- [SET EXERCISE]:
Please copy every line of the records below that holds the word "text".

- [DATA LINES]:
☆ ☆ ☆ ☆ ☆ ☆ ☆
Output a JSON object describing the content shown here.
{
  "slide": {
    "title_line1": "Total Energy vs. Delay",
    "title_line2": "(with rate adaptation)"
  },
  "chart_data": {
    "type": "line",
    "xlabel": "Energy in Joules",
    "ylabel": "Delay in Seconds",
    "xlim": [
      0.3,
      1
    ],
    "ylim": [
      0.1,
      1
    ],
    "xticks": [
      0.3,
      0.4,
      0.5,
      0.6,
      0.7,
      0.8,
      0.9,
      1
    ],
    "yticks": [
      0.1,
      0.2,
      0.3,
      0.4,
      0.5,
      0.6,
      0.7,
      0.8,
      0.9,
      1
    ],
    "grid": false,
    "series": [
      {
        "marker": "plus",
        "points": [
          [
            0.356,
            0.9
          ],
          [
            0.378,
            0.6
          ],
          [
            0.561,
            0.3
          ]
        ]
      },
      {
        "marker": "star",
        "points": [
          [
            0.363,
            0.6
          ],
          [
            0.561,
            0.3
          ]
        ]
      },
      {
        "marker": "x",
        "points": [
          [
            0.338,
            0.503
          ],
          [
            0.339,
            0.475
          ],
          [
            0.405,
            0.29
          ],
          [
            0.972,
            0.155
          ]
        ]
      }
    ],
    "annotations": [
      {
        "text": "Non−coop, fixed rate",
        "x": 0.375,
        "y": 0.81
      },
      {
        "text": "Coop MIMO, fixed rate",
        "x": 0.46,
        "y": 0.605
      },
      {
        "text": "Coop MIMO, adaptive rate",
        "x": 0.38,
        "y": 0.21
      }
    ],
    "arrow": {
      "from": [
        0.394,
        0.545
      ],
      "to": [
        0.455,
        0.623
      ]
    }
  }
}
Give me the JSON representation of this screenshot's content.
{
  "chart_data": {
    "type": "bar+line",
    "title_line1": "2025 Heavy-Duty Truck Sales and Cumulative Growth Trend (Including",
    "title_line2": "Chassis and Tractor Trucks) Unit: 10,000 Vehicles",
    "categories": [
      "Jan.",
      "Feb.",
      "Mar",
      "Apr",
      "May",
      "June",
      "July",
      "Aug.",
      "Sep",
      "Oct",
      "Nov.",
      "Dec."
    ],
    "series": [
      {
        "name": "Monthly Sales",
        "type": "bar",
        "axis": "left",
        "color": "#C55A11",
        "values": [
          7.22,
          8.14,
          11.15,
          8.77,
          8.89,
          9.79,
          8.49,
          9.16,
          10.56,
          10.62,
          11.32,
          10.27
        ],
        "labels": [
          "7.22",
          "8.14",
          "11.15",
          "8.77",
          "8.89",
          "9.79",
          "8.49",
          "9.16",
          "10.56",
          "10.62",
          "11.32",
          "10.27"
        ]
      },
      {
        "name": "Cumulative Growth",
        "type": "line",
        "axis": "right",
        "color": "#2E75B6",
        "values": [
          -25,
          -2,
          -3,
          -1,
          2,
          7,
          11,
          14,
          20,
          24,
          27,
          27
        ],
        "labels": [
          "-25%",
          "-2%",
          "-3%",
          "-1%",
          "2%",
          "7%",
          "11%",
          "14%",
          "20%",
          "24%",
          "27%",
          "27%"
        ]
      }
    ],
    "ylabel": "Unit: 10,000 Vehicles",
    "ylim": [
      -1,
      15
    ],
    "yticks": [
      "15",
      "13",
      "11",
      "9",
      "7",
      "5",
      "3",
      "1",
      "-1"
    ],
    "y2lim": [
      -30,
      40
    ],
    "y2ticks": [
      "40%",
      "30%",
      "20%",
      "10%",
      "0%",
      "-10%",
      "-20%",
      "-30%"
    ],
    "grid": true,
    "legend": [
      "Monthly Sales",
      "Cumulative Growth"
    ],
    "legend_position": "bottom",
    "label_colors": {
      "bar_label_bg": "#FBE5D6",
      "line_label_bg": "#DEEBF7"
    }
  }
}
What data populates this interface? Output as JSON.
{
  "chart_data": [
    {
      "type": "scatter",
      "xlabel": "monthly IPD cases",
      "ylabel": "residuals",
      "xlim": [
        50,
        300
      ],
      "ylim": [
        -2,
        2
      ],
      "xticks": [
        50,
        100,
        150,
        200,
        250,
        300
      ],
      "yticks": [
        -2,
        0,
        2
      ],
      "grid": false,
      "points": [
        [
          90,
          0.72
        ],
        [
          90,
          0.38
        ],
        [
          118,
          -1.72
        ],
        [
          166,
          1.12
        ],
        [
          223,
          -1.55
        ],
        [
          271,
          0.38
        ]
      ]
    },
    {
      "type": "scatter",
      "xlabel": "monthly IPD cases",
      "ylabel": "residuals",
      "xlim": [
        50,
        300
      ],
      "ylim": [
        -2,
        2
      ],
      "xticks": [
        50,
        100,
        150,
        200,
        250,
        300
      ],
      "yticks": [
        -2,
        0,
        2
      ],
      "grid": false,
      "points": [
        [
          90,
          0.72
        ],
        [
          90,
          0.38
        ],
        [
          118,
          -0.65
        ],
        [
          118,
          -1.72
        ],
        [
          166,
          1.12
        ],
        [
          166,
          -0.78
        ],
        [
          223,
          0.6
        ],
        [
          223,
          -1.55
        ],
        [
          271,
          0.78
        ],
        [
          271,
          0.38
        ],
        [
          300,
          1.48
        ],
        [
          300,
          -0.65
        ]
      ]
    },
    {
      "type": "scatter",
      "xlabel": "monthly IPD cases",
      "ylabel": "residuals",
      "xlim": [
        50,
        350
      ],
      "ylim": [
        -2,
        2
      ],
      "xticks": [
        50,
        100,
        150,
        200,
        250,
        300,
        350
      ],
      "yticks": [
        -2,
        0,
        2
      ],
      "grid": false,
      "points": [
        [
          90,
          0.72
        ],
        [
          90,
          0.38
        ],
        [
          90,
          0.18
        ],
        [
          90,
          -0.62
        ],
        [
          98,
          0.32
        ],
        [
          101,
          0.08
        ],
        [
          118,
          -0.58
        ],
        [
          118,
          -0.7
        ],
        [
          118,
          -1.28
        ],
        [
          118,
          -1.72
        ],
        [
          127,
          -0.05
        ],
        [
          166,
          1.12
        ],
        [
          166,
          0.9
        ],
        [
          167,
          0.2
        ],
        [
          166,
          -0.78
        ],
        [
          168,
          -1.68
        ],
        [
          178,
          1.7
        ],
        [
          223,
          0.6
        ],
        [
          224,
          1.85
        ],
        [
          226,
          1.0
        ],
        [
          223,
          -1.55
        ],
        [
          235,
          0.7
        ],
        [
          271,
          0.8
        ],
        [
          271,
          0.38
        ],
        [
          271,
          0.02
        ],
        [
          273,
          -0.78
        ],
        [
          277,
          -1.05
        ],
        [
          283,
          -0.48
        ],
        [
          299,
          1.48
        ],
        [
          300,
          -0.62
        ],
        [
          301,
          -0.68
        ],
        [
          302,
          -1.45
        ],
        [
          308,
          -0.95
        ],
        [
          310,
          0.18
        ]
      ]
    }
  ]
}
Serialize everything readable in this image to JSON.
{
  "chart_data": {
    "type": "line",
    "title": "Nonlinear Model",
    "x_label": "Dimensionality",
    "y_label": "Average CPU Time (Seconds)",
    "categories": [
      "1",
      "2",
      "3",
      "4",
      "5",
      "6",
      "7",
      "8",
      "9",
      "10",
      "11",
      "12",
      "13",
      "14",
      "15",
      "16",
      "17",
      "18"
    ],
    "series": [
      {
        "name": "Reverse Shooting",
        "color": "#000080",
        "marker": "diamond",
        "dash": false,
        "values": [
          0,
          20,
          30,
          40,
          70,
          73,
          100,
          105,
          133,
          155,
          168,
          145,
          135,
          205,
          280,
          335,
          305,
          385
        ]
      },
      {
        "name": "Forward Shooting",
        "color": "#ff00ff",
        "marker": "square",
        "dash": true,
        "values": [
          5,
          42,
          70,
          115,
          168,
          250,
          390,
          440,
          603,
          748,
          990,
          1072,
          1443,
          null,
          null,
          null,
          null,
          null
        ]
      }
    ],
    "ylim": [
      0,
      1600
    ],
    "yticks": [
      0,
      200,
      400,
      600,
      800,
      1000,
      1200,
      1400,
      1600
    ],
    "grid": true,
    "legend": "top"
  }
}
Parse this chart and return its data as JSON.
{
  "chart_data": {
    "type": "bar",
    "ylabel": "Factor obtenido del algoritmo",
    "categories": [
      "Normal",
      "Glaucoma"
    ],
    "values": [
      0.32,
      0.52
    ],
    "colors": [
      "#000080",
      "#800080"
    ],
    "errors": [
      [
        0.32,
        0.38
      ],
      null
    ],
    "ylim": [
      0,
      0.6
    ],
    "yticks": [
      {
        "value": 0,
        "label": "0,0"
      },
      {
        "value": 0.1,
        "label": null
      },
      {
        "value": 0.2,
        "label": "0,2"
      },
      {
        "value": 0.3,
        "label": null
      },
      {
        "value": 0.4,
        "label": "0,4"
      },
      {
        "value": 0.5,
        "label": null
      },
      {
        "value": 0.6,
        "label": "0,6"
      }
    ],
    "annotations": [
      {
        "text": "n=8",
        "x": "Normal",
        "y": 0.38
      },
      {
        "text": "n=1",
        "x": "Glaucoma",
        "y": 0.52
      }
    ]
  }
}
☆ ☆ ☆ ☆ ☆ ☆ ☆
- [REPLY]:
        "text": "Non−coop, fixed rate",
        "text": "Coop MIMO, fixed rate",
        "text": "Coop MIMO, adaptive rate",
        "text": "n=8",
        "text": "n=1",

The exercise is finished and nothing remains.